## The problem
Please output every line of the material as it stands, without the pictures.

(Collected data entries)
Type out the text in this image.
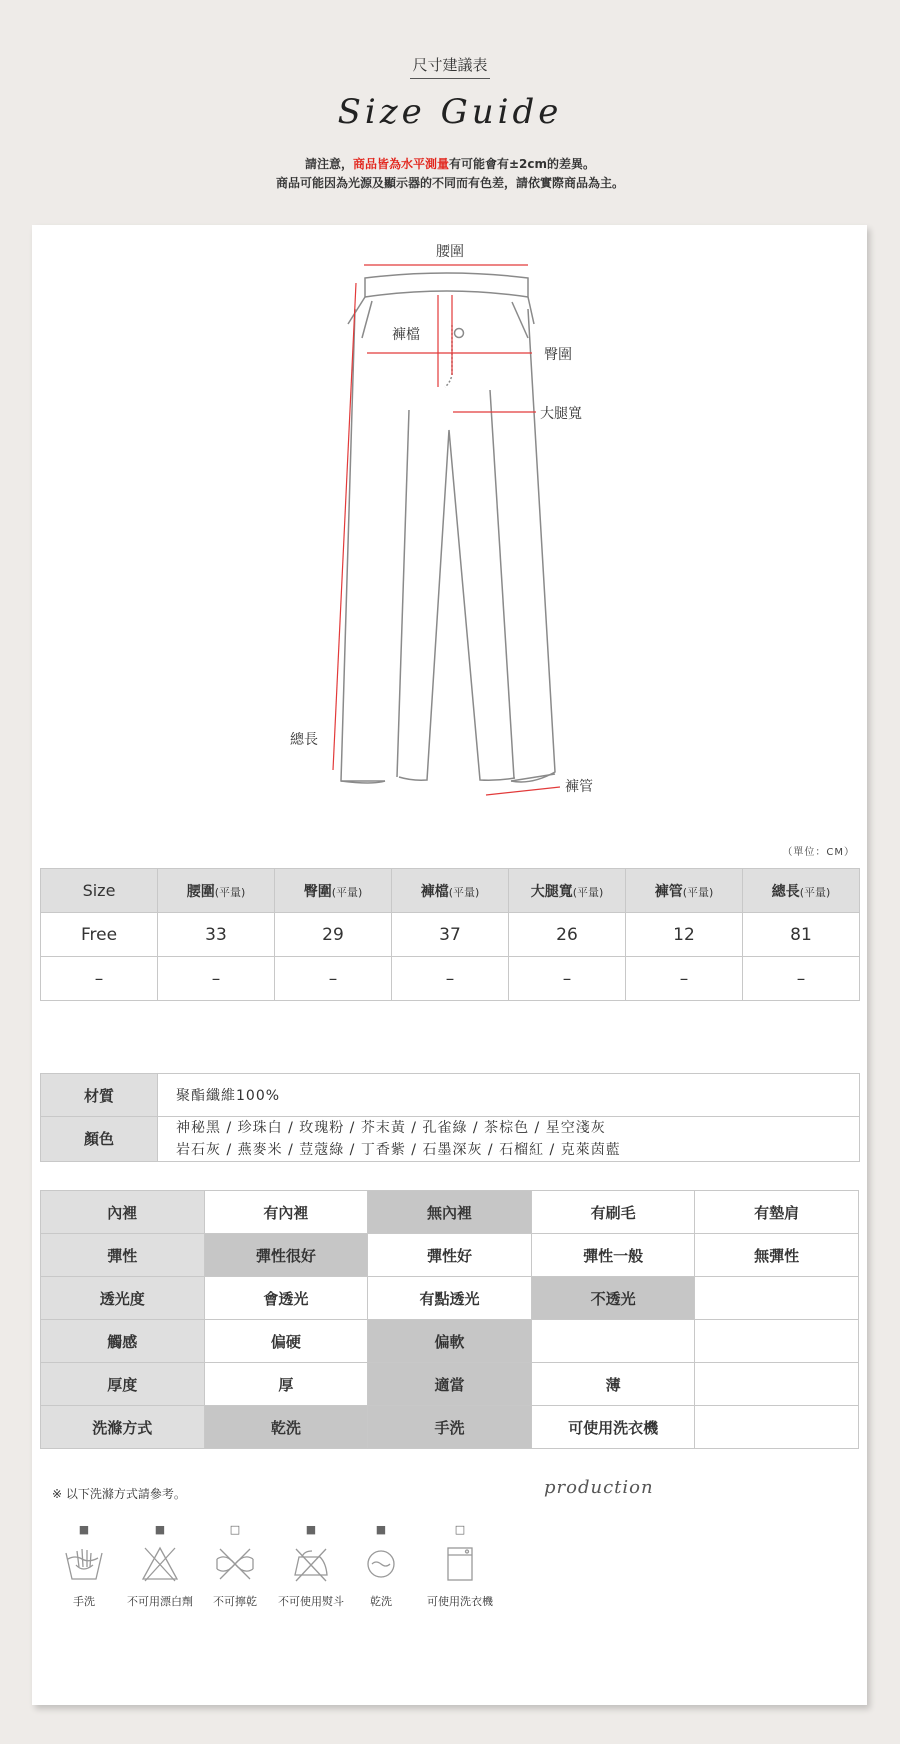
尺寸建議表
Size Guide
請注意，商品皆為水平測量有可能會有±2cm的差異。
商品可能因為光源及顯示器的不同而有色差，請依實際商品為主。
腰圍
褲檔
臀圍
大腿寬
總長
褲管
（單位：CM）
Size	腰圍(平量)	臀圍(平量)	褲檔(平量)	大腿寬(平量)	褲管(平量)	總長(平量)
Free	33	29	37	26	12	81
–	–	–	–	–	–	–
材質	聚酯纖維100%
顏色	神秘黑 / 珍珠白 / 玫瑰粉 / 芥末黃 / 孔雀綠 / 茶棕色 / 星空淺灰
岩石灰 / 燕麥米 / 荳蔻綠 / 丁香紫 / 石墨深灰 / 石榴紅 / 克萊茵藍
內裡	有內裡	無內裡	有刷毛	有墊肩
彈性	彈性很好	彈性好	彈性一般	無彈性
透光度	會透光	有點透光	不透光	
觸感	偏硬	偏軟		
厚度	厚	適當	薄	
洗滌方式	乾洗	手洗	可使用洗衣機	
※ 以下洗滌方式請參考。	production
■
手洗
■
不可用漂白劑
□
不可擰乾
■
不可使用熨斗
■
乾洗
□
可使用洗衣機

## Full solution
Type out the text in this image.
尺寸建議表
Size Guide
請注意，商品皆為水平測量有可能會有±2cm的差異。
商品可能因為光源及顯示器的不同而有色差，請依實際商品為主。
腰圍
褲檔
臀圍
大腿寬
總長
褲管
（單位：CM）
Size	腰圍(平量)	臀圍(平量)	褲檔(平量)	大腿寬(平量)	褲管(平量)	總長(平量)
Free	33	29	37	26	12	81
–	–	–	–	–	–	–
材質	聚酯纖維100%
顏色	神秘黑 / 珍珠白 / 玫瑰粉 / 芥末黃 / 孔雀綠 / 茶棕色 / 星空淺灰
岩石灰 / 燕麥米 / 荳蔻綠 / 丁香紫 / 石墨深灰 / 石榴紅 / 克萊茵藍
內裡	有內裡	無內裡	有刷毛	有墊肩
彈性	彈性很好	彈性好	彈性一般	無彈性
透光度	會透光	有點透光	不透光	
觸感	偏硬	偏軟		
厚度	厚	適當	薄	
洗滌方式	乾洗	手洗	可使用洗衣機	
※ 以下洗滌方式請參考。	production
■
手洗
■
不可用漂白劑
□
不可擰乾
■
不可使用熨斗
■
乾洗
□
可使用洗衣機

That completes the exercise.